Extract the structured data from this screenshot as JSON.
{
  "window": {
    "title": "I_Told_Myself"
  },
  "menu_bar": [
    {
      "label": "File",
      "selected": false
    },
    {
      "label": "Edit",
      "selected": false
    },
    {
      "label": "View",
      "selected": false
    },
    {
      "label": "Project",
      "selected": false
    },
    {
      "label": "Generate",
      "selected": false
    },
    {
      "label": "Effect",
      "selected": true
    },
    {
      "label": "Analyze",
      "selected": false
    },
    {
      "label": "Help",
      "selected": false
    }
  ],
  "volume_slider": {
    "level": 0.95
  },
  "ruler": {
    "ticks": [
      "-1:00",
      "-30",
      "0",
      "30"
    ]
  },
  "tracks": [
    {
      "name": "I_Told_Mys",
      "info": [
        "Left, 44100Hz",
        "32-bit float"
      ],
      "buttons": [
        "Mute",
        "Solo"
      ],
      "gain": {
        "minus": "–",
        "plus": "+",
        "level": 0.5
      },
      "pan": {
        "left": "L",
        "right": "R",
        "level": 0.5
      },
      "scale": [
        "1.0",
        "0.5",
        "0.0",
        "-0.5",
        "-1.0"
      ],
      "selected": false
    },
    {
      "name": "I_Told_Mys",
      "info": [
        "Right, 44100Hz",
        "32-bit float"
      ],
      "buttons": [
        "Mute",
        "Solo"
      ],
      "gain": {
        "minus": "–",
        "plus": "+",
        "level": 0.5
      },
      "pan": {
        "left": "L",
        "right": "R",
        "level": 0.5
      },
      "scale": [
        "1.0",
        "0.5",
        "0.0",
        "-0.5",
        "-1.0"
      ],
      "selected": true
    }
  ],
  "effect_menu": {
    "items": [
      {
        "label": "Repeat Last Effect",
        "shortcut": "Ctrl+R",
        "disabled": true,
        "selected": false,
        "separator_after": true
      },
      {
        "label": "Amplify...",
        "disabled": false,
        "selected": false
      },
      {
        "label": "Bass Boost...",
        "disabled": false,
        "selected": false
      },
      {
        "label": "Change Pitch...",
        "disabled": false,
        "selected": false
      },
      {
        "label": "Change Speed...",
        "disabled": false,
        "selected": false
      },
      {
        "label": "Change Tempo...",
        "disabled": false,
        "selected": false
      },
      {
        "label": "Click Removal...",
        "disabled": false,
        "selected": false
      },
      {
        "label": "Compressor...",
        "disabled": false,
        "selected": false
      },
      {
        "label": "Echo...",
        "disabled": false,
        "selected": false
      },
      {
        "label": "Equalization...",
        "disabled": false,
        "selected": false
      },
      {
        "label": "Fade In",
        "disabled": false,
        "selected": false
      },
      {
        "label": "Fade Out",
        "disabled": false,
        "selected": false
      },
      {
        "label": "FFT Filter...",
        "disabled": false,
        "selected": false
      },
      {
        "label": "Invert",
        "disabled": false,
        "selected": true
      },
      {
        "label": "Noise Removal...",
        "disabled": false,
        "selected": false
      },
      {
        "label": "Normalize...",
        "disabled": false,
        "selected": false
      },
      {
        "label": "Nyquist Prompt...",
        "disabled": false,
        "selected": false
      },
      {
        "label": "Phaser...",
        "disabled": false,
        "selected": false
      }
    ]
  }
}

> Stated exercise: Quote all of the entries exactly as they appear.

> Correct response:
Extract the structured data from this screenshot as JSON.
{
  "window": {
    "title": "I_Told_Myself"
  },
  "menu_bar": [
    {
      "label": "File",
      "selected": false
    },
    {
      "label": "Edit",
      "selected": false
    },
    {
      "label": "View",
      "selected": false
    },
    {
      "label": "Project",
      "selected": false
    },
    {
      "label": "Generate",
      "selected": false
    },
    {
      "label": "Effect",
      "selected": true
    },
    {
      "label": "Analyze",
      "selected": false
    },
    {
      "label": "Help",
      "selected": false
    }
  ],
  "volume_slider": {
    "level": 0.95
  },
  "ruler": {
    "ticks": [
      "-1:00",
      "-30",
      "0",
      "30"
    ]
  },
  "tracks": [
    {
      "name": "I_Told_Mys",
      "info": [
        "Left, 44100Hz",
        "32-bit float"
      ],
      "buttons": [
        "Mute",
        "Solo"
      ],
      "gain": {
        "minus": "–",
        "plus": "+",
        "level": 0.5
      },
      "pan": {
        "left": "L",
        "right": "R",
        "level": 0.5
      },
      "scale": [
        "1.0",
        "0.5",
        "0.0",
        "-0.5",
        "-1.0"
      ],
      "selected": false
    },
    {
      "name": "I_Told_Mys",
      "info": [
        "Right, 44100Hz",
        "32-bit float"
      ],
      "buttons": [
        "Mute",
        "Solo"
      ],
      "gain": {
        "minus": "–",
        "plus": "+",
        "level": 0.5
      },
      "pan": {
        "left": "L",
        "right": "R",
        "level": 0.5
      },
      "scale": [
        "1.0",
        "0.5",
        "0.0",
        "-0.5",
        "-1.0"
      ],
      "selected": true
    }
  ],
  "effect_menu": {
    "items": [
      {
        "label": "Repeat Last Effect",
        "shortcut": "Ctrl+R",
        "disabled": true,
        "selected": false,
        "separator_after": true
      },
      {
        "label": "Amplify...",
        "disabled": false,
        "selected": false
      },
      {
        "label": "Bass Boost...",
        "disabled": false,
        "selected": false
      },
      {
        "label": "Change Pitch...",
        "disabled": false,
        "selected": false
      },
      {
        "label": "Change Speed...",
        "disabled": false,
        "selected": false
      },
      {
        "label": "Change Tempo...",
        "disabled": false,
        "selected": false
      },
      {
        "label": "Click Removal...",
        "disabled": false,
        "selected": false
      },
      {
        "label": "Compressor...",
        "disabled": false,
        "selected": false
      },
      {
        "label": "Echo...",
        "disabled": false,
        "selected": false
      },
      {
        "label": "Equalization...",
        "disabled": false,
        "selected": false
      },
      {
        "label": "Fade In",
        "disabled": false,
        "selected": false
      },
      {
        "label": "Fade Out",
        "disabled": false,
        "selected": false
      },
      {
        "label": "FFT Filter...",
        "disabled": false,
        "selected": false
      },
      {
        "label": "Invert",
        "disabled": false,
        "selected": true
      },
      {
        "label": "Noise Removal...",
        "disabled": false,
        "selected": false
      },
      {
        "label": "Normalize...",
        "disabled": false,
        "selected": false
      },
      {
        "label": "Nyquist Prompt...",
        "disabled": false,
        "selected": false
      },
      {
        "label": "Phaser...",
        "disabled": false,
        "selected": false
      }
    ]
  }
}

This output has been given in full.